| AIM OF THE EXERCISE |
Please restate the data that follows, leaving every word in place.

| DATASET EXCERPTS |
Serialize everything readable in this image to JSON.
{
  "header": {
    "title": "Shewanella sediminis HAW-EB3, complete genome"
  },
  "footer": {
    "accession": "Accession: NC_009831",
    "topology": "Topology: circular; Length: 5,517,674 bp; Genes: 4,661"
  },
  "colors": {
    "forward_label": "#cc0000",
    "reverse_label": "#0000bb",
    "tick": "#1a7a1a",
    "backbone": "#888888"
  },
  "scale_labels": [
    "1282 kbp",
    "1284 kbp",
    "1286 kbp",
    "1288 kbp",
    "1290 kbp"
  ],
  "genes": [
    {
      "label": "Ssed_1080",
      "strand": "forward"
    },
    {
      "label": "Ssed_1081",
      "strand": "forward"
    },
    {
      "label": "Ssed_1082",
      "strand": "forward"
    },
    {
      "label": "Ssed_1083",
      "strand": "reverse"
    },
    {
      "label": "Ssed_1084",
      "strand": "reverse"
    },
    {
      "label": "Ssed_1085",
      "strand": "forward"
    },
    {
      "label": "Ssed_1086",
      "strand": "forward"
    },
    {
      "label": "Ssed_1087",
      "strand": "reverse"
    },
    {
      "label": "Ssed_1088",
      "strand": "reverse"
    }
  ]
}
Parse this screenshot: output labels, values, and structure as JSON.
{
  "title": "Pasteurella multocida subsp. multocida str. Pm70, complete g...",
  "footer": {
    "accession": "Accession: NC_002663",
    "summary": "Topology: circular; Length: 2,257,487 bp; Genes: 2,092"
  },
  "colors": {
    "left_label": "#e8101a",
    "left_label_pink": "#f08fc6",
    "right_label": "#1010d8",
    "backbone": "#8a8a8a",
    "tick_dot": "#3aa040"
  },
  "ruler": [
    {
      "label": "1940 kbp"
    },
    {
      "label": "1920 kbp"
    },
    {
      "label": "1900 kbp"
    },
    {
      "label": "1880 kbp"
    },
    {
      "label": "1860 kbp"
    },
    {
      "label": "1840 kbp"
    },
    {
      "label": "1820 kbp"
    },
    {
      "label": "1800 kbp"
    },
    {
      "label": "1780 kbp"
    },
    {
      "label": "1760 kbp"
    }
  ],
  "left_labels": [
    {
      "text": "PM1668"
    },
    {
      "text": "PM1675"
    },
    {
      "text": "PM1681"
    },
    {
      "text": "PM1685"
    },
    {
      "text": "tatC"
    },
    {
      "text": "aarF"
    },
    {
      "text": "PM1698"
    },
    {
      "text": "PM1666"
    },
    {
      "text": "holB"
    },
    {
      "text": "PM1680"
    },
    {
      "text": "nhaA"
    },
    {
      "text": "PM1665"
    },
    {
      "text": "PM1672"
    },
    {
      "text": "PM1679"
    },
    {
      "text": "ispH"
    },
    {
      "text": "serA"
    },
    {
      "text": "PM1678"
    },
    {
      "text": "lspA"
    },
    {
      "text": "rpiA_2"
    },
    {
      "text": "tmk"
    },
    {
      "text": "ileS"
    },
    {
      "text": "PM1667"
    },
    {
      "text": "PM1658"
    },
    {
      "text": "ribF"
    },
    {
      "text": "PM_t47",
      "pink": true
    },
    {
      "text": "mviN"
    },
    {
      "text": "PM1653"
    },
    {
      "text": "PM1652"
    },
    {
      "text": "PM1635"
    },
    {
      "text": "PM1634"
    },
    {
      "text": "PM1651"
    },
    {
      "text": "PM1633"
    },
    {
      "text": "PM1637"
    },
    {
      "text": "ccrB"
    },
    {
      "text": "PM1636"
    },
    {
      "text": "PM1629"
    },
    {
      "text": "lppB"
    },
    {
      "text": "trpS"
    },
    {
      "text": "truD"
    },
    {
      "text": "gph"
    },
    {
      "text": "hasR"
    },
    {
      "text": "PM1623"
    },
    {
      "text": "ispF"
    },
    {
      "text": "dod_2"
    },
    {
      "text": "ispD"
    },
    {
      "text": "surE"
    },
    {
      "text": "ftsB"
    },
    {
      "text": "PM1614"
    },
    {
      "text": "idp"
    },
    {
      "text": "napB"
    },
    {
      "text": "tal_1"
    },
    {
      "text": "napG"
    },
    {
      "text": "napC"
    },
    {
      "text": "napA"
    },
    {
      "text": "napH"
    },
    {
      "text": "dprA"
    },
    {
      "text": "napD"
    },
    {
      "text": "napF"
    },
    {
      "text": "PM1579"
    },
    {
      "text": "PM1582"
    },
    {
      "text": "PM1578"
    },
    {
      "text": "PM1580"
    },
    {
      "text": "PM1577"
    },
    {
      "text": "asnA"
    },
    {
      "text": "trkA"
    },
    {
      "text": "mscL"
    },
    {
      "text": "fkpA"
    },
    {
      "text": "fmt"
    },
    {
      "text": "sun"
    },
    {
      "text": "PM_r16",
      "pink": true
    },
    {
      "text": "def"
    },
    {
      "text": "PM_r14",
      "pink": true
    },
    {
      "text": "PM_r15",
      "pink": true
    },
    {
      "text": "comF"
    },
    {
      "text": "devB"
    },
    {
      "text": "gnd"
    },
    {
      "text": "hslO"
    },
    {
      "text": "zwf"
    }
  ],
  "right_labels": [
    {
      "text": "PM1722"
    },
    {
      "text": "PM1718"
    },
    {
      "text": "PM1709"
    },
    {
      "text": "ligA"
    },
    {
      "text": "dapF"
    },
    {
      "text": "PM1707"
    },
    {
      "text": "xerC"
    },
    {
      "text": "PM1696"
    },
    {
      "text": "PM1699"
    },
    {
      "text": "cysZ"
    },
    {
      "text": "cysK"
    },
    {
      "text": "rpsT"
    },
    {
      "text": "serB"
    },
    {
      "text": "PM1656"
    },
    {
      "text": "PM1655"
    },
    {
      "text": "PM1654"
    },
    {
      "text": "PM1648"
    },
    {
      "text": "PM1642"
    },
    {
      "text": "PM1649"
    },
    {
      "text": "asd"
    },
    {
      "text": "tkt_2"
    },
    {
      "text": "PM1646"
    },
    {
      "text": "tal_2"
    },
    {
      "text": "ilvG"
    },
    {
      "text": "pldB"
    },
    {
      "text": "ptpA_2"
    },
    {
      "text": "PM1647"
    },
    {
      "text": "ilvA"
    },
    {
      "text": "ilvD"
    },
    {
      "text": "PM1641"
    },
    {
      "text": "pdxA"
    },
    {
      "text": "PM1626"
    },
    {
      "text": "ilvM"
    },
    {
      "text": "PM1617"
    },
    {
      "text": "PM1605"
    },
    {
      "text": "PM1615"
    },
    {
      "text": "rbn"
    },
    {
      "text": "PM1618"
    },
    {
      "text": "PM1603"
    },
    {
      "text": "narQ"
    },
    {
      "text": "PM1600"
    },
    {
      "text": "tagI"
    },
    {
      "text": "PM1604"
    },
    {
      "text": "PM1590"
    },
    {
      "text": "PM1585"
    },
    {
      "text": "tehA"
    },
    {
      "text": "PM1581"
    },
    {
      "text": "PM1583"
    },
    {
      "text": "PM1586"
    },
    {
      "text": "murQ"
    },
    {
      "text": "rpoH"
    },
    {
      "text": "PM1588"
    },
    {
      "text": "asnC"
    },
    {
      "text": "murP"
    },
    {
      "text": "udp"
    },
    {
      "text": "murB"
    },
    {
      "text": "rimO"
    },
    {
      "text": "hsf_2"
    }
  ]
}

| RESPONSE |
Serialize everything readable in this image to JSON.
{
  "header": {
    "title": "Shewanella sediminis HAW-EB3, complete genome"
  },
  "footer": {
    "accession": "Accession: NC_009831",
    "topology": "Topology: circular; Length: 5,517,674 bp; Genes: 4,661"
  },
  "colors": {
    "forward_label": "#cc0000",
    "reverse_label": "#0000bb",
    "tick": "#1a7a1a",
    "backbone": "#888888"
  },
  "scale_labels": [
    "1282 kbp",
    "1284 kbp",
    "1286 kbp",
    "1288 kbp",
    "1290 kbp"
  ],
  "genes": [
    {
      "label": "Ssed_1080",
      "strand": "forward"
    },
    {
      "label": "Ssed_1081",
      "strand": "forward"
    },
    {
      "label": "Ssed_1082",
      "strand": "forward"
    },
    {
      "label": "Ssed_1083",
      "strand": "reverse"
    },
    {
      "label": "Ssed_1084",
      "strand": "reverse"
    },
    {
      "label": "Ssed_1085",
      "strand": "forward"
    },
    {
      "label": "Ssed_1086",
      "strand": "forward"
    },
    {
      "label": "Ssed_1087",
      "strand": "reverse"
    },
    {
      "label": "Ssed_1088",
      "strand": "reverse"
    }
  ]
}
Parse this screenshot: output labels, values, and structure as JSON.
{
  "title": "Pasteurella multocida subsp. multocida str. Pm70, complete g...",
  "footer": {
    "accession": "Accession: NC_002663",
    "summary": "Topology: circular; Length: 2,257,487 bp; Genes: 2,092"
  },
  "colors": {
    "left_label": "#e8101a",
    "left_label_pink": "#f08fc6",
    "right_label": "#1010d8",
    "backbone": "#8a8a8a",
    "tick_dot": "#3aa040"
  },
  "ruler": [
    {
      "label": "1940 kbp"
    },
    {
      "label": "1920 kbp"
    },
    {
      "label": "1900 kbp"
    },
    {
      "label": "1880 kbp"
    },
    {
      "label": "1860 kbp"
    },
    {
      "label": "1840 kbp"
    },
    {
      "label": "1820 kbp"
    },
    {
      "label": "1800 kbp"
    },
    {
      "label": "1780 kbp"
    },
    {
      "label": "1760 kbp"
    }
  ],
  "left_labels": [
    {
      "text": "PM1668"
    },
    {
      "text": "PM1675"
    },
    {
      "text": "PM1681"
    },
    {
      "text": "PM1685"
    },
    {
      "text": "tatC"
    },
    {
      "text": "aarF"
    },
    {
      "text": "PM1698"
    },
    {
      "text": "PM1666"
    },
    {
      "text": "holB"
    },
    {
      "text": "PM1680"
    },
    {
      "text": "nhaA"
    },
    {
      "text": "PM1665"
    },
    {
      "text": "PM1672"
    },
    {
      "text": "PM1679"
    },
    {
      "text": "ispH"
    },
    {
      "text": "serA"
    },
    {
      "text": "PM1678"
    },
    {
      "text": "lspA"
    },
    {
      "text": "rpiA_2"
    },
    {
      "text": "tmk"
    },
    {
      "text": "ileS"
    },
    {
      "text": "PM1667"
    },
    {
      "text": "PM1658"
    },
    {
      "text": "ribF"
    },
    {
      "text": "PM_t47",
      "pink": true
    },
    {
      "text": "mviN"
    },
    {
      "text": "PM1653"
    },
    {
      "text": "PM1652"
    },
    {
      "text": "PM1635"
    },
    {
      "text": "PM1634"
    },
    {
      "text": "PM1651"
    },
    {
      "text": "PM1633"
    },
    {
      "text": "PM1637"
    },
    {
      "text": "ccrB"
    },
    {
      "text": "PM1636"
    },
    {
      "text": "PM1629"
    },
    {
      "text": "lppB"
    },
    {
      "text": "trpS"
    },
    {
      "text": "truD"
    },
    {
      "text": "gph"
    },
    {
      "text": "hasR"
    },
    {
      "text": "PM1623"
    },
    {
      "text": "ispF"
    },
    {
      "text": "dod_2"
    },
    {
      "text": "ispD"
    },
    {
      "text": "surE"
    },
    {
      "text": "ftsB"
    },
    {
      "text": "PM1614"
    },
    {
      "text": "idp"
    },
    {
      "text": "napB"
    },
    {
      "text": "tal_1"
    },
    {
      "text": "napG"
    },
    {
      "text": "napC"
    },
    {
      "text": "napA"
    },
    {
      "text": "napH"
    },
    {
      "text": "dprA"
    },
    {
      "text": "napD"
    },
    {
      "text": "napF"
    },
    {
      "text": "PM1579"
    },
    {
      "text": "PM1582"
    },
    {
      "text": "PM1578"
    },
    {
      "text": "PM1580"
    },
    {
      "text": "PM1577"
    },
    {
      "text": "asnA"
    },
    {
      "text": "trkA"
    },
    {
      "text": "mscL"
    },
    {
      "text": "fkpA"
    },
    {
      "text": "fmt"
    },
    {
      "text": "sun"
    },
    {
      "text": "PM_r16",
      "pink": true
    },
    {
      "text": "def"
    },
    {
      "text": "PM_r14",
      "pink": true
    },
    {
      "text": "PM_r15",
      "pink": true
    },
    {
      "text": "comF"
    },
    {
      "text": "devB"
    },
    {
      "text": "gnd"
    },
    {
      "text": "hslO"
    },
    {
      "text": "zwf"
    }
  ],
  "right_labels": [
    {
      "text": "PM1722"
    },
    {
      "text": "PM1718"
    },
    {
      "text": "PM1709"
    },
    {
      "text": "ligA"
    },
    {
      "text": "dapF"
    },
    {
      "text": "PM1707"
    },
    {
      "text": "xerC"
    },
    {
      "text": "PM1696"
    },
    {
      "text": "PM1699"
    },
    {
      "text": "cysZ"
    },
    {
      "text": "cysK"
    },
    {
      "text": "rpsT"
    },
    {
      "text": "serB"
    },
    {
      "text": "PM1656"
    },
    {
      "text": "PM1655"
    },
    {
      "text": "PM1654"
    },
    {
      "text": "PM1648"
    },
    {
      "text": "PM1642"
    },
    {
      "text": "PM1649"
    },
    {
      "text": "asd"
    },
    {
      "text": "tkt_2"
    },
    {
      "text": "PM1646"
    },
    {
      "text": "tal_2"
    },
    {
      "text": "ilvG"
    },
    {
      "text": "pldB"
    },
    {
      "text": "ptpA_2"
    },
    {
      "text": "PM1647"
    },
    {
      "text": "ilvA"
    },
    {
      "text": "ilvD"
    },
    {
      "text": "PM1641"
    },
    {
      "text": "pdxA"
    },
    {
      "text": "PM1626"
    },
    {
      "text": "ilvM"
    },
    {
      "text": "PM1617"
    },
    {
      "text": "PM1605"
    },
    {
      "text": "PM1615"
    },
    {
      "text": "rbn"
    },
    {
      "text": "PM1618"
    },
    {
      "text": "PM1603"
    },
    {
      "text": "narQ"
    },
    {
      "text": "PM1600"
    },
    {
      "text": "tagI"
    },
    {
      "text": "PM1604"
    },
    {
      "text": "PM1590"
    },
    {
      "text": "PM1585"
    },
    {
      "text": "tehA"
    },
    {
      "text": "PM1581"
    },
    {
      "text": "PM1583"
    },
    {
      "text": "PM1586"
    },
    {
      "text": "murQ"
    },
    {
      "text": "rpoH"
    },
    {
      "text": "PM1588"
    },
    {
      "text": "asnC"
    },
    {
      "text": "murP"
    },
    {
      "text": "udp"
    },
    {
      "text": "murB"
    },
    {
      "text": "rimO"
    },
    {
      "text": "hsf_2"
    }
  ]
}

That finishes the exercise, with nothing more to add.